Quoted text:
<<<<

If you would like absolute control, transparency and flexibility with your super, then a Self Managed Superannuation Fund (SMSF) may be right for you.

  • You control how your super is invested.
  • Your investment returns, fees and tax are fully transparent.

As you are in control, you have the flexibility to invest in a wide range of investments either through your own research into shares and properties familiar to you, or in combination with a Financial Planner at HC Partners.


What is an SMSF?

Like all superannuation funds, an SMSF is a way of saving for your retirement.

The difference between an SMSF and a retail or industry fund is that the members are also the ‘trustees’ – i.e. the members run the SMSF for their own benefit.

An SMSF can have up to four members – often a husband and wife and potentially children, business partners or other family.

Once established, you have the ability to control your investment choices, creating an investment portfolio that is 100% tailored to your needs.

Is there a minimum balance required to start a SMSF?

No, however the general industry rule of thumb is a balance of approximately $200,000. This is calculated by allowing $2,000 for annual compliance costs representing 1% of the balance.  This would be competitive with many retail super funds.

Although there is no minimum balance for starting a Self Managed Superannuation Fund, the upfront establishment fees and mostly fixed annual compliance costs generally mean a higher balance is required to justify the cost.

What investments can I invest in?

  • Shares listed on the ASX or other international exchanges
  • Term deposits
  • Managed funds
  • Hybrid securities
  • Residential and commercial property
  • Insurance

What responsibilities do trustees have?

While there is little doubt that an SMSF can provide you with greater control, flexibility and transparency of your super, it must also be remembered that along with these benefits comes additional risk and complexity. Added flexibility and control brings with it added responsibilities for the funds’ members and trustees.

These responsibilities, if not followed, may result in the fund not being eligible for tax concessions – one of the key benefits of holding assets in superannuation.

A penalty regime has also been introduced which gives the ATO the power to apply penalties including fines issued directly to the trustees and mandating further trustee education courses.

Some of the areas of responsibility include:

  • Accepting contributions and paying benefits
  • Appointing an auditor
  • Record keeping and other administrative tasks
  • Considering insurance needs of members

These are but a few of the many requirements – all of which we can assist you with.

>>>>

The exercise:
Continue the text on self managed superannuation funds from where it stops, keeping its voice and topic.

Given information:
<<<<

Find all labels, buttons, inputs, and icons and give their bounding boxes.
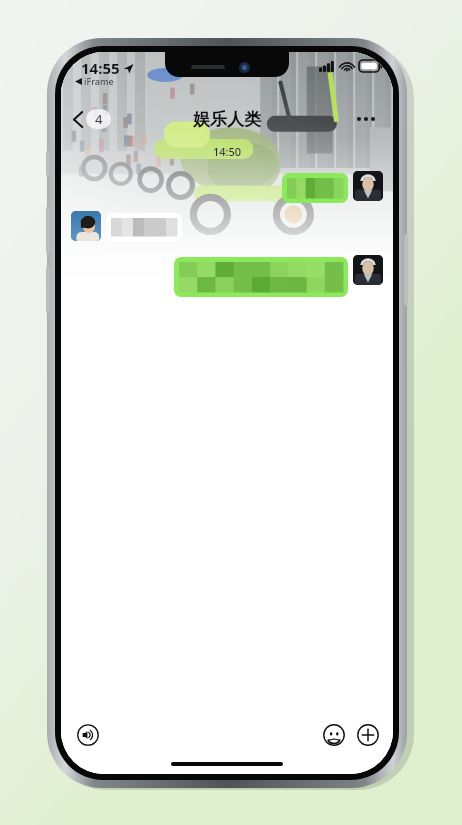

>>>>

Solved exercise:
Can I use my superannuation to purchase a property?

Yes. As mentioned above, an SMSF can invest in a residential or commercial property; however, there are rules about purchasing property from related parties.

Commercial property:

  • Can be purchased from a related party as long as it is on normal commercial terms and classified as Business Real Property
  • Can be leased to a related party of the fund as long as the lease is on normal commercial terms

Residential property:

  • Cannot be purchased from or leased to a related party under any circumstances

Although there are very strict rules to follow, an SMSF can also borrow funds to purchase a commercial or residential property. Just ask us how.

How can HC Partners help with SMSFs?

Being a Chartered Accounting and Financial Planning firm, we can provide a wide range of services for SMSFs, including establishment, compliance, investment advice, management and detailed retirement planning, including Transition to Retirement Pensions.  We can also advise on property borrowing and Limited Recourse Borrowing Arrangements (LRBAs).

What are the costs?

As many of the expenses associated with operating an SMSF are fixed amounts, the general rule is that the bigger the size of the fund, the more cost effective it becomes to run an SMSF.

Please click here for more information on how we charge

Did You Know?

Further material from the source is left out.